▶ **Your goal**
Extract the complete listing and repeat it word for word.

........

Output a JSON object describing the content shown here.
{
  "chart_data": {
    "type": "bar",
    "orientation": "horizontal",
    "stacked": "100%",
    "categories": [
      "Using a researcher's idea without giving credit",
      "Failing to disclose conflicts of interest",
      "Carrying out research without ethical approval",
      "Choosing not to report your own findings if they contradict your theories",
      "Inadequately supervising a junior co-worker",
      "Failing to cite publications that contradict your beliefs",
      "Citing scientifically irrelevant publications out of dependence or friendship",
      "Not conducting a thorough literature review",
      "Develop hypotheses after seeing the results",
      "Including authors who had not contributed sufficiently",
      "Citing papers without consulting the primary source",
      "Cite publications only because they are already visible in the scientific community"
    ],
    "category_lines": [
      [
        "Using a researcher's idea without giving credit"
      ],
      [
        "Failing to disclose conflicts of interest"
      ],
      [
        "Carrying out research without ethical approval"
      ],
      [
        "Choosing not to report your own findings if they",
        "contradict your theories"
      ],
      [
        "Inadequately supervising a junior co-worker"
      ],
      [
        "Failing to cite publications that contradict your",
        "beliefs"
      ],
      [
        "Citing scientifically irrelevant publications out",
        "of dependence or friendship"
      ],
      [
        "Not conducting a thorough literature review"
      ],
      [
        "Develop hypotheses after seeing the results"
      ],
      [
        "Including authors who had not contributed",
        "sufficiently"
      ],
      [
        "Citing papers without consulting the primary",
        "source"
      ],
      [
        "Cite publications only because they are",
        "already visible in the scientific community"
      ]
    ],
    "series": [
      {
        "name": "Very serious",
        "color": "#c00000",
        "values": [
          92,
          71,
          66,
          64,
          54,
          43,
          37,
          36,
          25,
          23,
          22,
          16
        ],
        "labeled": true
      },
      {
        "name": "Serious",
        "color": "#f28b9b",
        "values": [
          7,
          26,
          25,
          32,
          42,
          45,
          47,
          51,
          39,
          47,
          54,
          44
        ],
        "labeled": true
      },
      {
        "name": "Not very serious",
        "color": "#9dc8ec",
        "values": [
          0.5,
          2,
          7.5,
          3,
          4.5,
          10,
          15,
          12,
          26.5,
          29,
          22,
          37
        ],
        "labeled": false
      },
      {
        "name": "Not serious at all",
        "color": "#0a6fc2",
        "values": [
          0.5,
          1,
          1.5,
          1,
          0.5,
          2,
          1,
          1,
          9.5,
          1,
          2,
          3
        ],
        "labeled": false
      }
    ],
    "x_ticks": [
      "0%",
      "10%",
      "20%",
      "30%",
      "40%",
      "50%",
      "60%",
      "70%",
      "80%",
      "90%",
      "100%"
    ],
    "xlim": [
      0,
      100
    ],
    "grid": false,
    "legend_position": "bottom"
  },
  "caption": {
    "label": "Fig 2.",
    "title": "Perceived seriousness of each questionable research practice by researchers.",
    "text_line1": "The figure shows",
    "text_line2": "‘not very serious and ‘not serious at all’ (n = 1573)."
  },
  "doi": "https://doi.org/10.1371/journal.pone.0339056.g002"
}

........

▶ **Completed exercise**
Output a JSON object describing the content shown here.
{
  "chart_data": {
    "type": "bar",
    "orientation": "horizontal",
    "stacked": "100%",
    "categories": [
      "Using a researcher's idea without giving credit",
      "Failing to disclose conflicts of interest",
      "Carrying out research without ethical approval",
      "Choosing not to report your own findings if they contradict your theories",
      "Inadequately supervising a junior co-worker",
      "Failing to cite publications that contradict your beliefs",
      "Citing scientifically irrelevant publications out of dependence or friendship",
      "Not conducting a thorough literature review",
      "Develop hypotheses after seeing the results",
      "Including authors who had not contributed sufficiently",
      "Citing papers without consulting the primary source",
      "Cite publications only because they are already visible in the scientific community"
    ],
    "category_lines": [
      [
        "Using a researcher's idea without giving credit"
      ],
      [
        "Failing to disclose conflicts of interest"
      ],
      [
        "Carrying out research without ethical approval"
      ],
      [
        "Choosing not to report your own findings if they",
        "contradict your theories"
      ],
      [
        "Inadequately supervising a junior co-worker"
      ],
      [
        "Failing to cite publications that contradict your",
        "beliefs"
      ],
      [
        "Citing scientifically irrelevant publications out",
        "of dependence or friendship"
      ],
      [
        "Not conducting a thorough literature review"
      ],
      [
        "Develop hypotheses after seeing the results"
      ],
      [
        "Including authors who had not contributed",
        "sufficiently"
      ],
      [
        "Citing papers without consulting the primary",
        "source"
      ],
      [
        "Cite publications only because they are",
        "already visible in the scientific community"
      ]
    ],
    "series": [
      {
        "name": "Very serious",
        "color": "#c00000",
        "values": [
          92,
          71,
          66,
          64,
          54,
          43,
          37,
          36,
          25,
          23,
          22,
          16
        ],
        "labeled": true
      },
      {
        "name": "Serious",
        "color": "#f28b9b",
        "values": [
          7,
          26,
          25,
          32,
          42,
          45,
          47,
          51,
          39,
          47,
          54,
          44
        ],
        "labeled": true
      },
      {
        "name": "Not very serious",
        "color": "#9dc8ec",
        "values": [
          0.5,
          2,
          7.5,
          3,
          4.5,
          10,
          15,
          12,
          26.5,
          29,
          22,
          37
        ],
        "labeled": false
      },
      {
        "name": "Not serious at all",
        "color": "#0a6fc2",
        "values": [
          0.5,
          1,
          1.5,
          1,
          0.5,
          2,
          1,
          1,
          9.5,
          1,
          2,
          3
        ],
        "labeled": false
      }
    ],
    "x_ticks": [
      "0%",
      "10%",
      "20%",
      "30%",
      "40%",
      "50%",
      "60%",
      "70%",
      "80%",
      "90%",
      "100%"
    ],
    "xlim": [
      0,
      100
    ],
    "grid": false,
    "legend_position": "bottom"
  },
  "caption": {
    "label": "Fig 2.",
    "title": "Perceived seriousness of each questionable research practice by researchers.",
    "text_line1": "The figure shows",
    "text_line2": "‘not very serious and ‘not serious at all’ (n = 1573)."
  },
  "doi": "https://doi.org/10.1371/journal.pone.0339056.g002"
}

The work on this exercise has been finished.